• _STORED RECORDS_
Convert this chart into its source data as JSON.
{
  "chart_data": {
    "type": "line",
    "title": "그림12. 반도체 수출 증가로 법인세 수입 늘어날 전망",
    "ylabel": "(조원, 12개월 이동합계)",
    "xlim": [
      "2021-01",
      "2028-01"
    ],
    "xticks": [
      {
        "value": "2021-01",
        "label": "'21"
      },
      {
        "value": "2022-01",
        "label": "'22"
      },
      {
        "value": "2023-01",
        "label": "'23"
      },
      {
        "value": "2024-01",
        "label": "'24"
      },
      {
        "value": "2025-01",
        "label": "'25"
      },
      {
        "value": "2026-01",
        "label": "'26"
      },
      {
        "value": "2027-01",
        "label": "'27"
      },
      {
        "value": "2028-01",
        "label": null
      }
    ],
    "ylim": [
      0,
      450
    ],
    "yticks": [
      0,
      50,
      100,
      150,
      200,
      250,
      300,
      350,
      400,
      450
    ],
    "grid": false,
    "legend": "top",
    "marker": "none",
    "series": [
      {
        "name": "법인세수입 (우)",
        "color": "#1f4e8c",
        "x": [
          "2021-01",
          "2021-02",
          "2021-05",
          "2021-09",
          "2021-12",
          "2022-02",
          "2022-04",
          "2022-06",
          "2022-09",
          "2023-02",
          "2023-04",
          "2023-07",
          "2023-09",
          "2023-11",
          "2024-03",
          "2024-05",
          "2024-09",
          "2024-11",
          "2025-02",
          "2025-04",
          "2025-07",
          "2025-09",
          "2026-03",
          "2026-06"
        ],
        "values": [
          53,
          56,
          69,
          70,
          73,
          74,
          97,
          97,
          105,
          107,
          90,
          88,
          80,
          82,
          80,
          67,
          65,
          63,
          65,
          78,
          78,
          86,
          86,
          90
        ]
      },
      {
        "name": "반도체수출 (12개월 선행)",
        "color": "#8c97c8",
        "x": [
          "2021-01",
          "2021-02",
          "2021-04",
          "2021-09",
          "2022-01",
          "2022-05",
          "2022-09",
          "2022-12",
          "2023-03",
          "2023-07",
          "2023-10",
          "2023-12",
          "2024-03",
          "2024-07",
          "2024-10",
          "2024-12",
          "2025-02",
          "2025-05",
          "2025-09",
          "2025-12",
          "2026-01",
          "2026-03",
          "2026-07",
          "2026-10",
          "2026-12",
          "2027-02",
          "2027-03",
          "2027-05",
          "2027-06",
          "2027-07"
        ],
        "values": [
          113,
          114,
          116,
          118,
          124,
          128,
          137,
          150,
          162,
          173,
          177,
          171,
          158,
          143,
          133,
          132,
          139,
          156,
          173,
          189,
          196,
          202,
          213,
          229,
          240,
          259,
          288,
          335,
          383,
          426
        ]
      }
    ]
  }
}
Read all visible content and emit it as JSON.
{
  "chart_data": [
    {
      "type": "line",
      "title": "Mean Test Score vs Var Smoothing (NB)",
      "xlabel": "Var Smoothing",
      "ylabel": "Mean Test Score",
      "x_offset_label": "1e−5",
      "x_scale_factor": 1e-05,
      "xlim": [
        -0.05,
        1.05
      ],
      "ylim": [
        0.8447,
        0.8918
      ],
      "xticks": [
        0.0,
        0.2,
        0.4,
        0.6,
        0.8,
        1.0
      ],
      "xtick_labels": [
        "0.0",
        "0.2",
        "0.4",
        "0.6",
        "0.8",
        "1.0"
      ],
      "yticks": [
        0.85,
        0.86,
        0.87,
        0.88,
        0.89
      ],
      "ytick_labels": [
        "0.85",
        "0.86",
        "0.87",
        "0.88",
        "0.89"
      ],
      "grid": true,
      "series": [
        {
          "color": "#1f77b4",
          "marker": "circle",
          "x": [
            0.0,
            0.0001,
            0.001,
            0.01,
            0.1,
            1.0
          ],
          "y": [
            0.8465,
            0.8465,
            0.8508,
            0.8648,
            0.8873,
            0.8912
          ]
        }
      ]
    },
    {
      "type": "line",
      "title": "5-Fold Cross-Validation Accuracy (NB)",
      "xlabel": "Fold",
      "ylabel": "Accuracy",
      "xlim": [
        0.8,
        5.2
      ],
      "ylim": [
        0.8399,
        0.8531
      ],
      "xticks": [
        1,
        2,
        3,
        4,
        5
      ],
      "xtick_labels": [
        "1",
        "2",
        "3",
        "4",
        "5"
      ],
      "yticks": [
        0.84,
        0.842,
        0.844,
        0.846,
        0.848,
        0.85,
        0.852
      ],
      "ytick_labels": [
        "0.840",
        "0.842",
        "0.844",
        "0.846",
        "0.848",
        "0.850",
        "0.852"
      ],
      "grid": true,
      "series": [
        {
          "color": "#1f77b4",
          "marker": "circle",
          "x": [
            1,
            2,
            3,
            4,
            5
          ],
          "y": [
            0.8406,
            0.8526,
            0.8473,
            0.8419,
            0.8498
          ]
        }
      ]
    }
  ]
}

• _STATED PROBLEM_
Faithfully transcribe the whole of the data.

• _FULL SOLUTION_
Convert this chart into its source data as JSON.
{
  "chart_data": {
    "type": "line",
    "title": "그림12. 반도체 수출 증가로 법인세 수입 늘어날 전망",
    "ylabel": "(조원, 12개월 이동합계)",
    "xlim": [
      "2021-01",
      "2028-01"
    ],
    "xticks": [
      {
        "value": "2021-01",
        "label": "'21"
      },
      {
        "value": "2022-01",
        "label": "'22"
      },
      {
        "value": "2023-01",
        "label": "'23"
      },
      {
        "value": "2024-01",
        "label": "'24"
      },
      {
        "value": "2025-01",
        "label": "'25"
      },
      {
        "value": "2026-01",
        "label": "'26"
      },
      {
        "value": "2027-01",
        "label": "'27"
      },
      {
        "value": "2028-01",
        "label": null
      }
    ],
    "ylim": [
      0,
      450
    ],
    "yticks": [
      0,
      50,
      100,
      150,
      200,
      250,
      300,
      350,
      400,
      450
    ],
    "grid": false,
    "legend": "top",
    "marker": "none",
    "series": [
      {
        "name": "법인세수입 (우)",
        "color": "#1f4e8c",
        "x": [
          "2021-01",
          "2021-02",
          "2021-05",
          "2021-09",
          "2021-12",
          "2022-02",
          "2022-04",
          "2022-06",
          "2022-09",
          "2023-02",
          "2023-04",
          "2023-07",
          "2023-09",
          "2023-11",
          "2024-03",
          "2024-05",
          "2024-09",
          "2024-11",
          "2025-02",
          "2025-04",
          "2025-07",
          "2025-09",
          "2026-03",
          "2026-06"
        ],
        "values": [
          53,
          56,
          69,
          70,
          73,
          74,
          97,
          97,
          105,
          107,
          90,
          88,
          80,
          82,
          80,
          67,
          65,
          63,
          65,
          78,
          78,
          86,
          86,
          90
        ]
      },
      {
        "name": "반도체수출 (12개월 선행)",
        "color": "#8c97c8",
        "x": [
          "2021-01",
          "2021-02",
          "2021-04",
          "2021-09",
          "2022-01",
          "2022-05",
          "2022-09",
          "2022-12",
          "2023-03",
          "2023-07",
          "2023-10",
          "2023-12",
          "2024-03",
          "2024-07",
          "2024-10",
          "2024-12",
          "2025-02",
          "2025-05",
          "2025-09",
          "2025-12",
          "2026-01",
          "2026-03",
          "2026-07",
          "2026-10",
          "2026-12",
          "2027-02",
          "2027-03",
          "2027-05",
          "2027-06",
          "2027-07"
        ],
        "values": [
          113,
          114,
          116,
          118,
          124,
          128,
          137,
          150,
          162,
          173,
          177,
          171,
          158,
          143,
          133,
          132,
          139,
          156,
          173,
          189,
          196,
          202,
          213,
          229,
          240,
          259,
          288,
          335,
          383,
          426
        ]
      }
    ]
  }
}
Read all visible content and emit it as JSON.
{
  "chart_data": [
    {
      "type": "line",
      "title": "Mean Test Score vs Var Smoothing (NB)",
      "xlabel": "Var Smoothing",
      "ylabel": "Mean Test Score",
      "x_offset_label": "1e−5",
      "x_scale_factor": 1e-05,
      "xlim": [
        -0.05,
        1.05
      ],
      "ylim": [
        0.8447,
        0.8918
      ],
      "xticks": [
        0.0,
        0.2,
        0.4,
        0.6,
        0.8,
        1.0
      ],
      "xtick_labels": [
        "0.0",
        "0.2",
        "0.4",
        "0.6",
        "0.8",
        "1.0"
      ],
      "yticks": [
        0.85,
        0.86,
        0.87,
        0.88,
        0.89
      ],
      "ytick_labels": [
        "0.85",
        "0.86",
        "0.87",
        "0.88",
        "0.89"
      ],
      "grid": true,
      "series": [
        {
          "color": "#1f77b4",
          "marker": "circle",
          "x": [
            0.0,
            0.0001,
            0.001,
            0.01,
            0.1,
            1.0
          ],
          "y": [
            0.8465,
            0.8465,
            0.8508,
            0.8648,
            0.8873,
            0.8912
          ]
        }
      ]
    },
    {
      "type": "line",
      "title": "5-Fold Cross-Validation Accuracy (NB)",
      "xlabel": "Fold",
      "ylabel": "Accuracy",
      "xlim": [
        0.8,
        5.2
      ],
      "ylim": [
        0.8399,
        0.8531
      ],
      "xticks": [
        1,
        2,
        3,
        4,
        5
      ],
      "xtick_labels": [
        "1",
        "2",
        "3",
        "4",
        "5"
      ],
      "yticks": [
        0.84,
        0.842,
        0.844,
        0.846,
        0.848,
        0.85,
        0.852
      ],
      "ytick_labels": [
        "0.840",
        "0.842",
        "0.844",
        "0.846",
        "0.848",
        "0.850",
        "0.852"
      ],
      "grid": true,
      "series": [
        {
          "color": "#1f77b4",
          "marker": "circle",
          "x": [
            1,
            2,
            3,
            4,
            5
          ],
          "y": [
            0.8406,
            0.8526,
            0.8473,
            0.8419,
            0.8498
          ]
        }
      ]
    }
  ]
}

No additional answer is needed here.